*The problem*.
Go through the entries below and pick out every line with "color".

── Records provided ──

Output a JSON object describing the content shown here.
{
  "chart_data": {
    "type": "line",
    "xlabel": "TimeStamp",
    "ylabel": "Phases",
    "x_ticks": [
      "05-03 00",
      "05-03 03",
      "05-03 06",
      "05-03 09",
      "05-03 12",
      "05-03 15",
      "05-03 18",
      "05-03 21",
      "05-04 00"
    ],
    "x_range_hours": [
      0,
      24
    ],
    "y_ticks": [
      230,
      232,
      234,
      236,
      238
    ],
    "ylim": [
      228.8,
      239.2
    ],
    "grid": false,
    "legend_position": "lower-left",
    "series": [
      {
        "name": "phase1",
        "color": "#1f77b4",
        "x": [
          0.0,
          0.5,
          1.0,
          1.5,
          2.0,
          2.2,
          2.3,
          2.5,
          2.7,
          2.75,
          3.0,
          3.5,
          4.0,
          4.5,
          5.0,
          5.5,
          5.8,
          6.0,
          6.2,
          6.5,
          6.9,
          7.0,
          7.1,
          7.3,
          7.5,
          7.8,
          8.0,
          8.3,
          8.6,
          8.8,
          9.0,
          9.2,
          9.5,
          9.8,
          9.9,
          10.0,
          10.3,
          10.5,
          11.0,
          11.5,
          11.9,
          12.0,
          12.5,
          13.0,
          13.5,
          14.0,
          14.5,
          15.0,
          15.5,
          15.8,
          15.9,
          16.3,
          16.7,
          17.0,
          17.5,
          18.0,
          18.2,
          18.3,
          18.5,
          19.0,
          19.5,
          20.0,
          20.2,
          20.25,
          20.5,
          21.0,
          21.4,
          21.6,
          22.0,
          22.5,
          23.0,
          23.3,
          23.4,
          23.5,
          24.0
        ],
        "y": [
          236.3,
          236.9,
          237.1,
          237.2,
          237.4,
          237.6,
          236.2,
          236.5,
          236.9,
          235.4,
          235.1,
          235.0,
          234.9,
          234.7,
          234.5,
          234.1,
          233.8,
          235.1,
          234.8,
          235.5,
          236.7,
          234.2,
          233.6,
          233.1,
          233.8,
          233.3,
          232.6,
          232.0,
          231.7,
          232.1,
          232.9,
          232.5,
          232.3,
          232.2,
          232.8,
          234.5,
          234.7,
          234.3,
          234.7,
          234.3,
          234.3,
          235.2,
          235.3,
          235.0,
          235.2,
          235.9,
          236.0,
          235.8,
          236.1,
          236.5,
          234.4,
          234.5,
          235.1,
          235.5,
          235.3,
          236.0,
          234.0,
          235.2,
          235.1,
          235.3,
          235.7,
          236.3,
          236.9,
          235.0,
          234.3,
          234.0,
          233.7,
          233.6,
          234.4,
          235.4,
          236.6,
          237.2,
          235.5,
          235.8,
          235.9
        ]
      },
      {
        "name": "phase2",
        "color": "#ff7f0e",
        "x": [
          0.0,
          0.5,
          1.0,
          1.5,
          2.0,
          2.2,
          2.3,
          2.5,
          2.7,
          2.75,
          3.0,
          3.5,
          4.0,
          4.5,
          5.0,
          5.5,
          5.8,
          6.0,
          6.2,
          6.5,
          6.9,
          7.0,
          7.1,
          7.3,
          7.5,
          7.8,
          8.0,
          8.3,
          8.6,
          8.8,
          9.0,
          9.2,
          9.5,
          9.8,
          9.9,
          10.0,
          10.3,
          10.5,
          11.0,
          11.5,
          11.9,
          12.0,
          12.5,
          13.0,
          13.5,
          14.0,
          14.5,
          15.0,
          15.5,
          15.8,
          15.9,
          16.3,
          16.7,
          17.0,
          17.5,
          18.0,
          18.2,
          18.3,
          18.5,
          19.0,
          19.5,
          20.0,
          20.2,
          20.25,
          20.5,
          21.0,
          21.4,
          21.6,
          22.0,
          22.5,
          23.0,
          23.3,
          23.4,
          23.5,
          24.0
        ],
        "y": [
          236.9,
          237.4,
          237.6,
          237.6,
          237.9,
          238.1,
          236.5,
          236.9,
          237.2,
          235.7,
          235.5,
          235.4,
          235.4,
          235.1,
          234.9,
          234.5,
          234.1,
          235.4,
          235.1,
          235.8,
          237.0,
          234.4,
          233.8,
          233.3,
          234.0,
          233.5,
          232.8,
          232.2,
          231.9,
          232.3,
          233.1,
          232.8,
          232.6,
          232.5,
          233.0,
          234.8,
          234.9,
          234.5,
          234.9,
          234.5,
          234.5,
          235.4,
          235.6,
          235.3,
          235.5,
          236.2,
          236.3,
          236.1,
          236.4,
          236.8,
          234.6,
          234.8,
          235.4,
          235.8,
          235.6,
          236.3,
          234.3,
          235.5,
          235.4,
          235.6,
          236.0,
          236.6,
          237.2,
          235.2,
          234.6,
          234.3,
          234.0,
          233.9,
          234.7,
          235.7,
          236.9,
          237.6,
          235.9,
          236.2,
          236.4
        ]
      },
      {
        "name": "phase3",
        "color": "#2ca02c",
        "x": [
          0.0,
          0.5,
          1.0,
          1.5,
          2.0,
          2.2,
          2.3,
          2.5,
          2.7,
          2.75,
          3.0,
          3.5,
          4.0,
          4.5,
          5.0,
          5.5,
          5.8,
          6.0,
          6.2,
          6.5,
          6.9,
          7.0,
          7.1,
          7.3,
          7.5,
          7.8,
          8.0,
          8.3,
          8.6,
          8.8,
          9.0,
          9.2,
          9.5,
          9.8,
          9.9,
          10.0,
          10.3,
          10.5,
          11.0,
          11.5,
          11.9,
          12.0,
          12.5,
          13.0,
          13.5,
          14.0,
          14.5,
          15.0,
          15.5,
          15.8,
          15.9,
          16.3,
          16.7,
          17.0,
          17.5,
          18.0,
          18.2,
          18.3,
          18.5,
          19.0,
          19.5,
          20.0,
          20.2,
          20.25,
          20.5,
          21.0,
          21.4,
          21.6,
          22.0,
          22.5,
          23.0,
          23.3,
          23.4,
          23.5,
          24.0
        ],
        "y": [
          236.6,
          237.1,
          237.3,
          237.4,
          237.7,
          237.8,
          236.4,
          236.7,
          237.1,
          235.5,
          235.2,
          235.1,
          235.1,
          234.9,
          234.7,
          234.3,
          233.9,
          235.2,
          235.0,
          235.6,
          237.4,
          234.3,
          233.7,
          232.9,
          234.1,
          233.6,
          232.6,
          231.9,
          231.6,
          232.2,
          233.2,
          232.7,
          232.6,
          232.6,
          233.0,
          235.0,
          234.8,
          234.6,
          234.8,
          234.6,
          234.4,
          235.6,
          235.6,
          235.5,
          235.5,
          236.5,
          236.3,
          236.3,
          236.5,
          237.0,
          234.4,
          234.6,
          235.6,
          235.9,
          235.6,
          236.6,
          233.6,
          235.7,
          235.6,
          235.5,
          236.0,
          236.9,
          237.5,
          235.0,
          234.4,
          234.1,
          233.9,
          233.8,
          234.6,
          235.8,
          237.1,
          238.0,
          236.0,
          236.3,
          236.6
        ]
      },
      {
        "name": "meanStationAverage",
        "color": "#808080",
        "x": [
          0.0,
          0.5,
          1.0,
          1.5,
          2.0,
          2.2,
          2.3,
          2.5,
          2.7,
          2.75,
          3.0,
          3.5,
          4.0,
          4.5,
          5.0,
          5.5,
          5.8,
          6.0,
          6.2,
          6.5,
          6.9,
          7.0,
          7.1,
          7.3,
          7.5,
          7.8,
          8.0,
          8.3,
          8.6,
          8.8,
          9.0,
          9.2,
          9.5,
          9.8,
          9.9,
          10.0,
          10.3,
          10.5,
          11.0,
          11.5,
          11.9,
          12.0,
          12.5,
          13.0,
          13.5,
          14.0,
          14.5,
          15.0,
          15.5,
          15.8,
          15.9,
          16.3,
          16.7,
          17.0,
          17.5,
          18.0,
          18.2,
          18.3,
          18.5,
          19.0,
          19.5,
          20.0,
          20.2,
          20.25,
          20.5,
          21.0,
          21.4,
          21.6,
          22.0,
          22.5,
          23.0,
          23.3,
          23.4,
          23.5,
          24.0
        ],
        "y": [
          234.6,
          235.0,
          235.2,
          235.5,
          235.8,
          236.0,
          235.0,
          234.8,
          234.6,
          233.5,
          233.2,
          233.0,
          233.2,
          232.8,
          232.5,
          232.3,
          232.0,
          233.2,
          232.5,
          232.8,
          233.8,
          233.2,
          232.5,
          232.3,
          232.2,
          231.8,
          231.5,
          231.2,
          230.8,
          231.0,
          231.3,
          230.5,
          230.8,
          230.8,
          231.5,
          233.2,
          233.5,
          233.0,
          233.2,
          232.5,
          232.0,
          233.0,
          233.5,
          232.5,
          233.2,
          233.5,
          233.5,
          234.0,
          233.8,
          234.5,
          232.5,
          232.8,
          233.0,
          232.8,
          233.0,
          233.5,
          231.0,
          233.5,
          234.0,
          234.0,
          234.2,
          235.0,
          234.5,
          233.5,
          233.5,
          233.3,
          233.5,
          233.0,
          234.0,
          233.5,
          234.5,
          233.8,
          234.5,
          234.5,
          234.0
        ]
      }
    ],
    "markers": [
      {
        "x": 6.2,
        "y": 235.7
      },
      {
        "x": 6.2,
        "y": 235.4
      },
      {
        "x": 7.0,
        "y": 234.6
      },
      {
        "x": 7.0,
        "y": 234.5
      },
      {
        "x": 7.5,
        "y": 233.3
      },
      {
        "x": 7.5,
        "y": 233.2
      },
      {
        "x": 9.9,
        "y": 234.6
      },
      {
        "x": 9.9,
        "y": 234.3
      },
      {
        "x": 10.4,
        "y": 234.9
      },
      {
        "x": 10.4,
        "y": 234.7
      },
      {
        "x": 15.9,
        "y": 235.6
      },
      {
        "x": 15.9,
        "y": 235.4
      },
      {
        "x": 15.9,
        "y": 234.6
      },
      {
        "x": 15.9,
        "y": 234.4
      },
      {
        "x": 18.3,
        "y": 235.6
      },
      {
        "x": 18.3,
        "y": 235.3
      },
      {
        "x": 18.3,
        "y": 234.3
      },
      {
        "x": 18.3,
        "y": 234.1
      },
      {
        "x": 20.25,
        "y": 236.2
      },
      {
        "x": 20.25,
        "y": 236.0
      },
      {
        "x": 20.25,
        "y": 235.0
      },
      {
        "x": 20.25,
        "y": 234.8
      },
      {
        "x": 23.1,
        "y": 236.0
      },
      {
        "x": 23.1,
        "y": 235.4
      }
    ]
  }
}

───

*Result for this exercise*.
        "color": "#1f77b4",
        "color": "#ff7f0e",
        "color": "#2ca02c",
        "color": "#808080",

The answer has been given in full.